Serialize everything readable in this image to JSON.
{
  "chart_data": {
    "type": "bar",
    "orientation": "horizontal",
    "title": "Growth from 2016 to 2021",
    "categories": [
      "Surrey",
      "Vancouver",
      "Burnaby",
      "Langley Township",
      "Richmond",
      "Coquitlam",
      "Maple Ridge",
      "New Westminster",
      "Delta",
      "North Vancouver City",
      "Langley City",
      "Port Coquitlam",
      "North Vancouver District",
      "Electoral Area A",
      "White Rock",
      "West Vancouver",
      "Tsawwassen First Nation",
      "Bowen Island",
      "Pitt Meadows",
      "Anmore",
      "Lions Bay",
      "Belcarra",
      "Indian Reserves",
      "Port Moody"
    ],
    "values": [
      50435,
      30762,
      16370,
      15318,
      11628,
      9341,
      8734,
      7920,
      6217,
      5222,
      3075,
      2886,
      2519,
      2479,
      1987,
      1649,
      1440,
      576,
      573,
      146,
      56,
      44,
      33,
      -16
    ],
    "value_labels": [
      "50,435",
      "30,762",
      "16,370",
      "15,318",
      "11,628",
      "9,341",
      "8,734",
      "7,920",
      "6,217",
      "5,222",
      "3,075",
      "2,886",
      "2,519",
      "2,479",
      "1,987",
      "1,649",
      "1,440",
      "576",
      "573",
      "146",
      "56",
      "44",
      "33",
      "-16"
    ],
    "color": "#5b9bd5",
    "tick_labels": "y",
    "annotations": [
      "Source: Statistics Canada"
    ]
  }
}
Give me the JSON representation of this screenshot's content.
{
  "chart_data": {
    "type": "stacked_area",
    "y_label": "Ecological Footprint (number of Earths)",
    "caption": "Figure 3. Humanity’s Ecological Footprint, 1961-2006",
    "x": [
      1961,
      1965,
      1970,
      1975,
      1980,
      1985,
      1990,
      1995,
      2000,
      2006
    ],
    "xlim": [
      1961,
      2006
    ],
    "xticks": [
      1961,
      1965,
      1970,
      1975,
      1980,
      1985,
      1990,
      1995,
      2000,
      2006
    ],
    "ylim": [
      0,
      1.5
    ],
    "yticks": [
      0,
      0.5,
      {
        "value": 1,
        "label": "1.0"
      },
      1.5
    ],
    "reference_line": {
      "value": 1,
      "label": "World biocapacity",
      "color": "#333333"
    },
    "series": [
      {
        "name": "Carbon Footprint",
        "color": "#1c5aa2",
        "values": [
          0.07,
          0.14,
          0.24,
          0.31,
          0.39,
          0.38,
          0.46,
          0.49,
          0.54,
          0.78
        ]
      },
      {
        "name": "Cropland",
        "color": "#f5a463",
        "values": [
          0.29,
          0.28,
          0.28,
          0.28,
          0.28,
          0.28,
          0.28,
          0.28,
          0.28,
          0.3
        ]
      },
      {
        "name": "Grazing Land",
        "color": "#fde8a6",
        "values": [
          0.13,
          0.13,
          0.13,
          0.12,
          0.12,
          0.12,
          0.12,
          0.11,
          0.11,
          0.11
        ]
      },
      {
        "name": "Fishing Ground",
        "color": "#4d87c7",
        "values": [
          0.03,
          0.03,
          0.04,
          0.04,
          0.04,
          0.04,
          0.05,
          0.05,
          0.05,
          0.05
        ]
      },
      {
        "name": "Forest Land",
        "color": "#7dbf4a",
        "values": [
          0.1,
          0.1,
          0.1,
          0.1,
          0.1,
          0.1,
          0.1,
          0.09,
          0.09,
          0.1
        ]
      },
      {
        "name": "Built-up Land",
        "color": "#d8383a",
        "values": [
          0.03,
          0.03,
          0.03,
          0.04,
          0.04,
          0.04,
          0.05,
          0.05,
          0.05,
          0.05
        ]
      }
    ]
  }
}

##############################

▶ [TASK PROMPT]: Read the data above and pull out each line that holds the string "JSON".

▶ [RESULT]:
Serialize everything readable in this image to JSON.
Give me the JSON representation of this screenshot's content.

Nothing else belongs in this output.